Return every record below exactly as written, omitting any pictures.

━━━ Data for this exercise ━━━

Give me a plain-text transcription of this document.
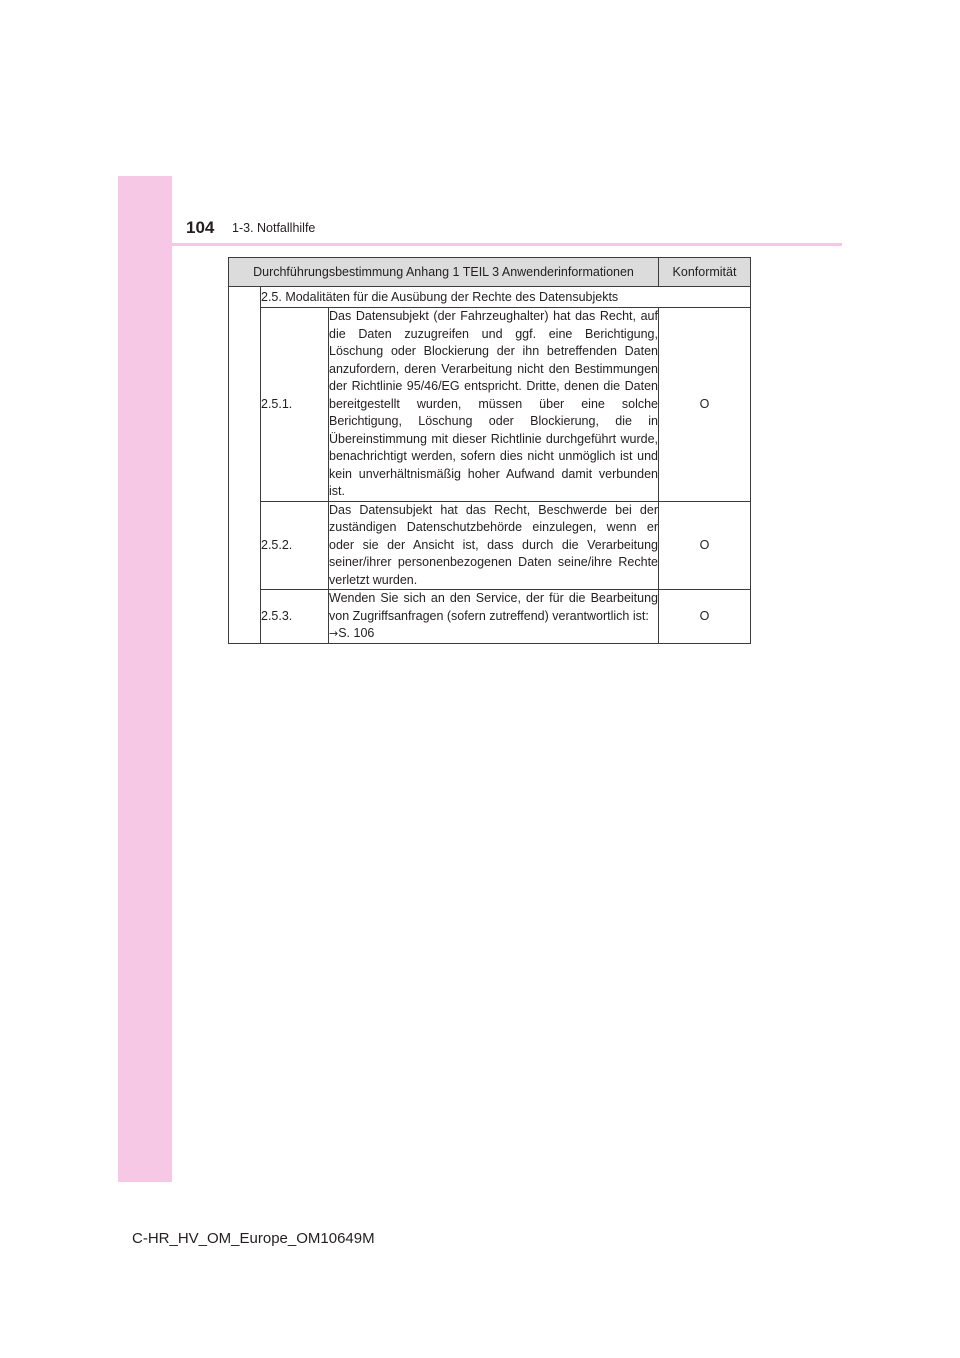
104 1-3. Notfallhilfe
Durchführungsbestimmung Anhang 1 TEIL 3 Anwenderinformationen			Konformität
	2.5. Modalitäten für die Ausübung der Rechte des Datensubjekts		
	2.5.1.	Das Datensubjekt (der Fahrzeughalter) hat das Recht, auf die Daten zuzugreifen und ggf. eine Berichtigung, Löschung oder Blockierung der ihn betreffenden Daten anzufordern, deren Verarbeitung nicht den Bestimmungen der Richtlinie 95/46/EG entspricht. Dritte, denen die Daten bereitgestellt wurden, müssen über eine solche Berichtigung, Löschung oder Blockierung, die in Übereinstimmung mit dieser Richtlinie durchgeführt wurde, benachrichtigt werden, sofern dies nicht unmöglich ist und kein unverhältnismäßig hoher Aufwand damit verbunden ist.	O
	2.5.2.	Das Datensubjekt hat das Recht, Beschwerde bei der zuständigen Datenschutzbehörde einzulegen, wenn er oder sie der Ansicht ist, dass durch die Verarbeitung seiner/ihrer personenbezogenen Daten seine/ihre Rechte verletzt wurden.	O
	2.5.3.	Wenden Sie sich an den Service, der für die Bearbeitung von Zugriffsanfragen (sofern zutreffend) verantwortlich ist:
→S. 106	O
C-HR_HV_OM_Europe_OM10649M
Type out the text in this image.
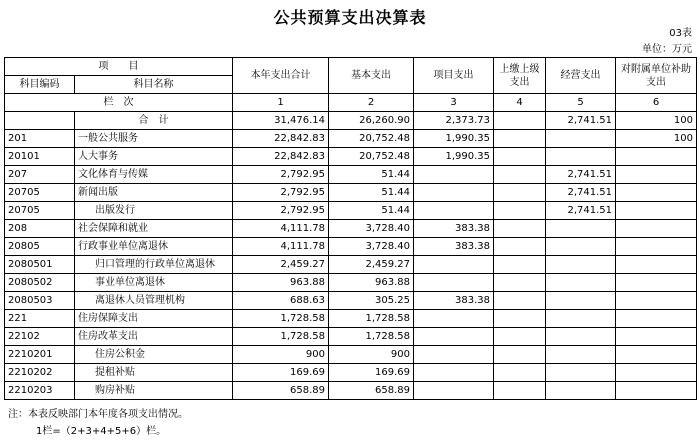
公共预算支出决算表
03表
单位：万元
项　　目		本年支出合计	基本支出	项目支出	上缴上级支出	经营支出	对附属单位补助支出
科目编码	科目名称						
栏　次		1	2	3	4	5	6
	合　计	31,476.14	26,260.90	2,373.73		2,741.51	100
201	一般公共服务	22,842.83	20,752.48	1,990.35			100
20101	人大事务	22,842.83	20,752.48	1,990.35			
207	文化体育与传媒	2,792.95	51.44			2,741.51	
20705	新闻出版	2,792.95	51.44			2,741.51	
20705	出版发行	2,792.95	51.44			2,741.51	
208	社会保障和就业	4,111.78	3,728.40	383.38			
20805	行政事业单位离退休	4,111.78	3,728.40	383.38			
2080501	归口管理的行政单位离退休	2,459.27	2,459.27				
2080502	事业单位离退休	963.88	963.88				
2080503	离退休人员管理机构	688.63	305.25	383.38			
221	住房保障支出	1,728.58	1,728.58				
22102	住房改革支出	1,728.58	1,728.58				
2210201	住房公积金	900	900				
2210202	提租补贴	169.69	169.69				
2210203	购房补贴	658.89	658.89				
注：本表反映部门本年度各项支出情况。
1栏=（2+3+4+5+6）栏。
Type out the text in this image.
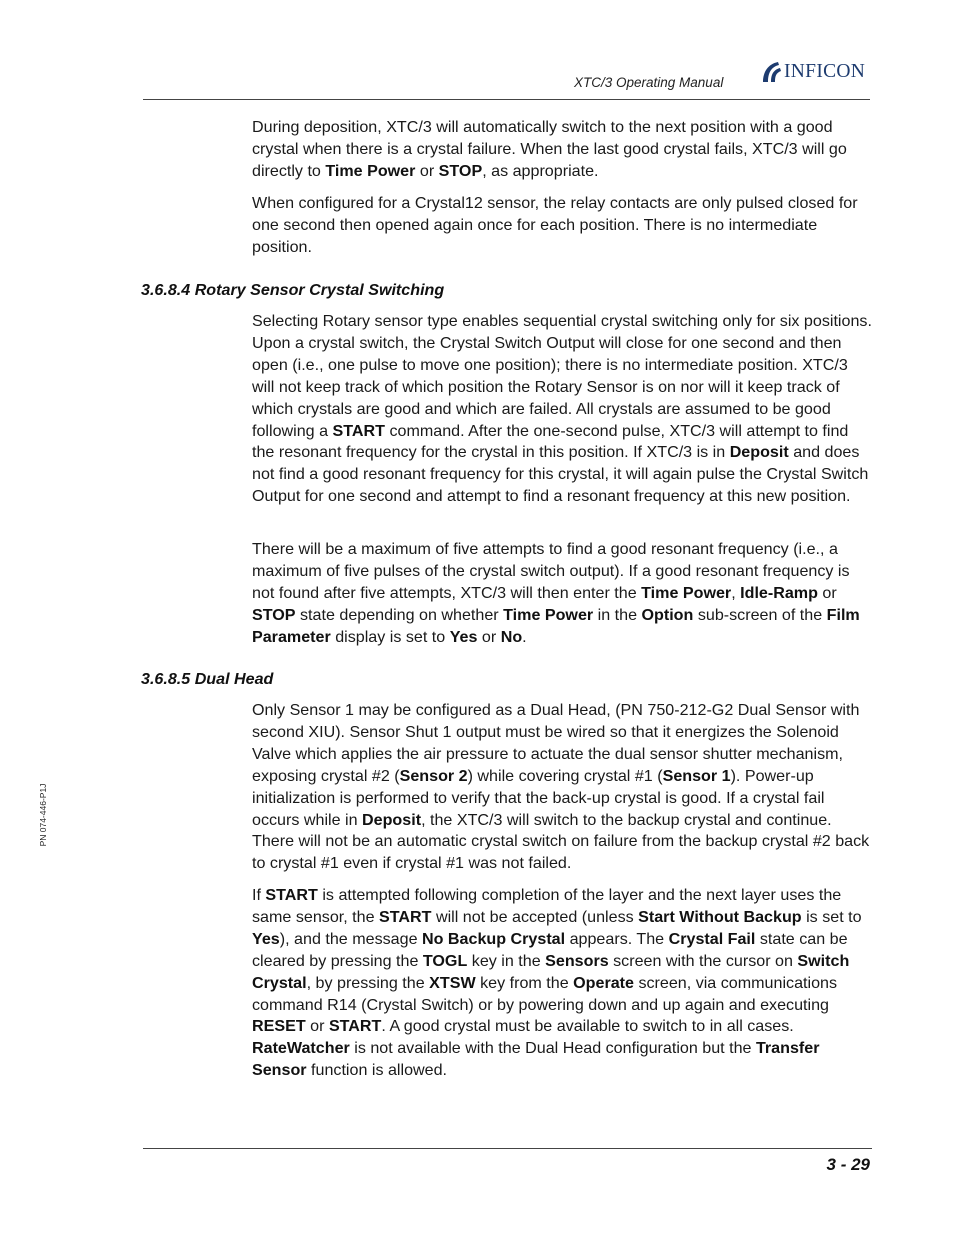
XTC/3 Operating Manual
INFICON
PN 074-446-P1J

During deposition, XTC/3 will automatically switch to the next position with a good crystal when there is a crystal failure. When the last good crystal fails, XTC/3 will go directly to Time Power or STOP, as appropriate.

When configured for a Crystal12 sensor, the relay contacts are only pulsed closed for one second then opened again once for each position. There is no intermediate position.

3.6.8.4 Rotary Sensor Crystal Switching

Selecting Rotary sensor type enables sequential crystal switching only for six positions. Upon a crystal switch, the Crystal Switch Output will close for one second and then open (i.e., one pulse to move one position); there is no intermediate position. XTC/3 will not keep track of which position the Rotary Sensor is on nor will it keep track of which crystals are good and which are failed. All crystals are assumed to be good following a START command. After the one-second pulse, XTC/3 will attempt to find the resonant frequency for the crystal in this position. If XTC/3 is in Deposit and does not find a good resonant frequency for this crystal, it will again pulse the Crystal Switch Output for one second and attempt to find a resonant frequency at this new position.

There will be a maximum of five attempts to find a good resonant frequency (i.e., a maximum of five pulses of the crystal switch output). If a good resonant frequency is not found after five attempts, XTC/3 will then enter the Time Power, Idle-Ramp or STOP state depending on whether Time Power in the Option sub-screen of the Film Parameter display is set to Yes or No.

3.6.8.5 Dual Head

Only Sensor 1 may be configured as a Dual Head, (PN 750-212-G2 Dual Sensor with second XIU). Sensor Shut 1 output must be wired so that it energizes the Solenoid Valve which applies the air pressure to actuate the dual sensor shutter mechanism, exposing crystal #2 (Sensor 2) while covering crystal #1 (Sensor 1). Power-up initialization is performed to verify that the back-up crystal is good. If a crystal fail occurs while in Deposit, the XTC/3 will switch to the backup crystal and continue. There will not be an automatic crystal switch on failure from the backup crystal #2 back to crystal #1 even if crystal #1 was not failed.

If START is attempted following completion of the layer and the next layer uses the same sensor, the START will not be accepted (unless Start Without Backup is set to Yes), and the message No Backup Crystal appears. The Crystal Fail state can be cleared by pressing the TOGL key in the Sensors screen with the cursor on Switch Crystal, by pressing the XTSW key from the Operate screen, via communications command R14 (Crystal Switch) or by powering down and up again and executing RESET or START. A good crystal must be available to switch to in all cases. RateWatcher is not available with the Dual Head configuration but the Transfer Sensor function is allowed.

3 - 29
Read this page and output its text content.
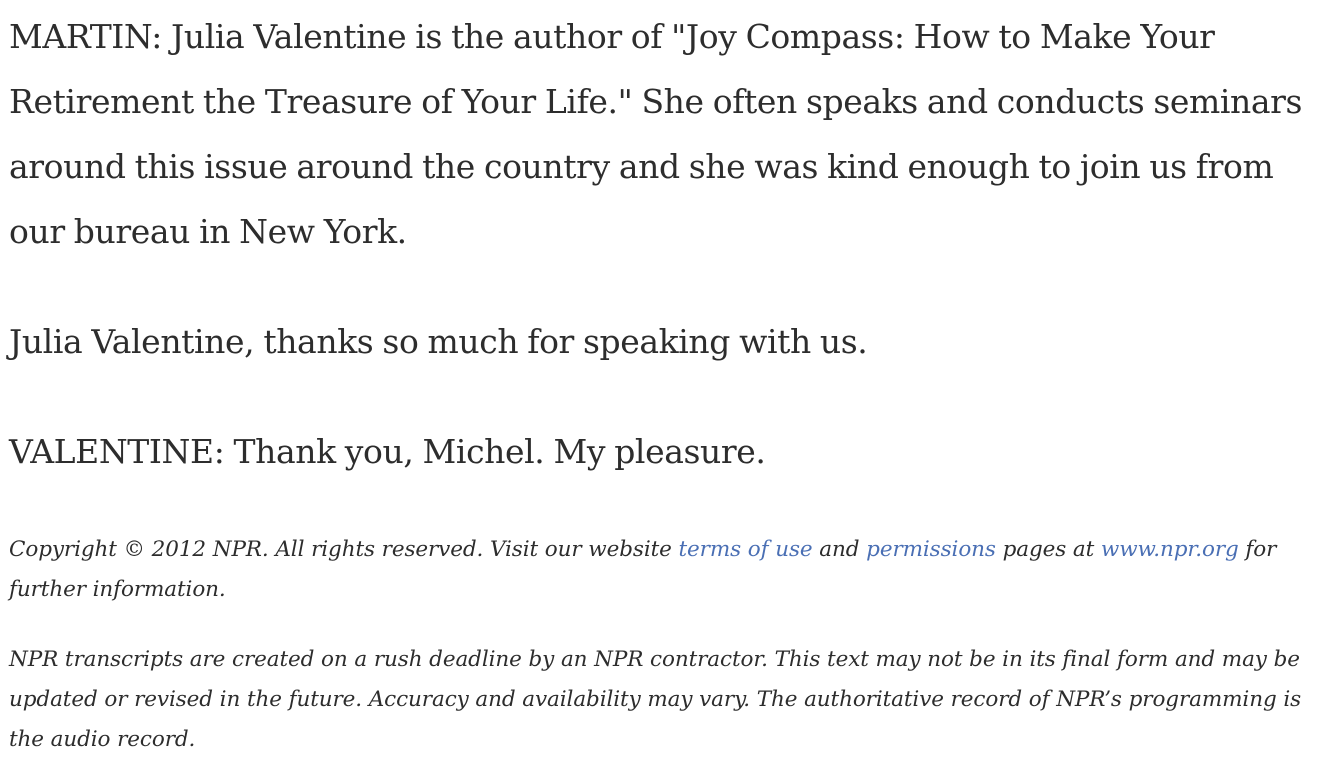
MARTIN: Julia Valentine is the author of "Joy Compass: How to Make Your Retirement the Treasure of Your Life." She often speaks and conducts seminars around this issue around the country and she was kind enough to join us from our bureau in New York.

Julia Valentine, thanks so much for speaking with us.

VALENTINE: Thank you, Michel. My pleasure.

Copyright © 2012 NPR. All rights reserved. Visit our website terms of use and permissions pages at www.npr.org for further information.

NPR transcripts are created on a rush deadline by an NPR contractor. This text may not be in its final form and may be updated or revised in the future. Accuracy and availability may vary. The authoritative record of NPR’s programming is the audio record.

━━━

Task response:
Give me a plain-text transcription of this document.
104 1-3. Notfallhilfe
Durchführungsbestimmung Anhang 1 TEIL 3 Anwenderinformationen			Konformität
	2.5. Modalitäten für die Ausübung der Rechte des Datensubjekts		
	2.5.1.	Das Datensubjekt (der Fahrzeughalter) hat das Recht, auf die Daten zuzugreifen und ggf. eine Berichtigung, Löschung oder Blockierung der ihn betreffenden Daten anzufordern, deren Verarbeitung nicht den Bestimmungen der Richtlinie 95/46/EG entspricht. Dritte, denen die Daten bereitgestellt wurden, müssen über eine solche Berichtigung, Löschung oder Blockierung, die in Übereinstimmung mit dieser Richtlinie durchgeführt wurde, benachrichtigt werden, sofern dies nicht unmöglich ist und kein unverhältnismäßig hoher Aufwand damit verbunden ist.	O
	2.5.2.	Das Datensubjekt hat das Recht, Beschwerde bei der zuständigen Datenschutzbehörde einzulegen, wenn er oder sie der Ansicht ist, dass durch die Verarbeitung seiner/ihrer personenbezogenen Daten seine/ihre Rechte verletzt wurden.	O
	2.5.3.	Wenden Sie sich an den Service, der für die Bearbeitung von Zugriffsanfragen (sofern zutreffend) verantwortlich ist:
→S. 106	O
C-HR_HV_OM_Europe_OM10649M
Type out the text in this image.
公共预算支出决算表
03表
单位：万元
项　　目		本年支出合计	基本支出	项目支出	上缴上级支出	经营支出	对附属单位补助支出
科目编码	科目名称						
栏　次		1	2	3	4	5	6
	合　计	31,476.14	26,260.90	2,373.73		2,741.51	100
201	一般公共服务	22,842.83	20,752.48	1,990.35			100
20101	人大事务	22,842.83	20,752.48	1,990.35			
207	文化体育与传媒	2,792.95	51.44			2,741.51	
20705	新闻出版	2,792.95	51.44			2,741.51	
20705	出版发行	2,792.95	51.44			2,741.51	
208	社会保障和就业	4,111.78	3,728.40	383.38			
20805	行政事业单位离退休	4,111.78	3,728.40	383.38			
2080501	归口管理的行政单位离退休	2,459.27	2,459.27				
2080502	事业单位离退休	963.88	963.88				
2080503	离退休人员管理机构	688.63	305.25	383.38			
221	住房保障支出	1,728.58	1,728.58				
22102	住房改革支出	1,728.58	1,728.58				
2210201	住房公积金	900	900				
2210202	提租补贴	169.69	169.69				
2210203	购房补贴	658.89	658.89				
注：本表反映部门本年度各项支出情况。
1栏=（2+3+4+5+6）栏。
Type out the text in this image.
XTC/3 Operating Manual
INFICON
PN 074-446-P1J

During deposition, XTC/3 will automatically switch to the next position with a good crystal when there is a crystal failure. When the last good crystal fails, XTC/3 will go directly to Time Power or STOP, as appropriate.

When configured for a Crystal12 sensor, the relay contacts are only pulsed closed for one second then opened again once for each position. There is no intermediate position.

3.6.8.4 Rotary Sensor Crystal Switching

Selecting Rotary sensor type enables sequential crystal switching only for six positions. Upon a crystal switch, the Crystal Switch Output will close for one second and then open (i.e., one pulse to move one position); there is no intermediate position. XTC/3 will not keep track of which position the Rotary Sensor is on nor will it keep track of which crystals are good and which are failed. All crystals are assumed to be good following a START command. After the one-second pulse, XTC/3 will attempt to find the resonant frequency for the crystal in this position. If XTC/3 is in Deposit and does not find a good resonant frequency for this crystal, it will again pulse the Crystal Switch Output for one second and attempt to find a resonant frequency at this new position.

There will be a maximum of five attempts to find a good resonant frequency (i.e., a maximum of five pulses of the crystal switch output). If a good resonant frequency is not found after five attempts, XTC/3 will then enter the Time Power, Idle-Ramp or STOP state depending on whether Time Power in the Option sub-screen of the Film Parameter display is set to Yes or No.

3.6.8.5 Dual Head

Only Sensor 1 may be configured as a Dual Head, (PN 750-212-G2 Dual Sensor with second XIU). Sensor Shut 1 output must be wired so that it energizes the Solenoid Valve which applies the air pressure to actuate the dual sensor shutter mechanism, exposing crystal #2 (Sensor 2) while covering crystal #1 (Sensor 1). Power-up initialization is performed to verify that the back-up crystal is good. If a crystal fail occurs while in Deposit, the XTC/3 will switch to the backup crystal and continue. There will not be an automatic crystal switch on failure from the backup crystal #2 back to crystal #1 even if crystal #1 was not failed.

If START is attempted following completion of the layer and the next layer uses the same sensor, the START will not be accepted (unless Start Without Backup is set to Yes), and the message No Backup Crystal appears. The Crystal Fail state can be cleared by pressing the TOGL key in the Sensors screen with the cursor on Switch Crystal, by pressing the XTSW key from the Operate screen, via communications command R14 (Crystal Switch) or by powering down and up again and executing RESET or START. A good crystal must be available to switch to in all cases. RateWatcher is not available with the Dual Head configuration but the Transfer Sensor function is allowed.

3 - 29
Read this page and output its text content.
MARTIN: Julia Valentine is the author of "Joy Compass: How to Make Your Retirement the Treasure of Your Life." She often speaks and conducts seminars around this issue around the country and she was kind enough to join us from our bureau in New York.

Julia Valentine, thanks so much for speaking with us.

VALENTINE: Thank you, Michel. My pleasure.

Copyright © 2012 NPR. All rights reserved. Visit our website terms of use and permissions pages at www.npr.org for further information.

NPR transcripts are created on a rush deadline by an NPR contractor. This text may not be in its final form and may be updated or revised in the future. Accuracy and availability may vary. The authoritative record of NPR’s programming is the audio record.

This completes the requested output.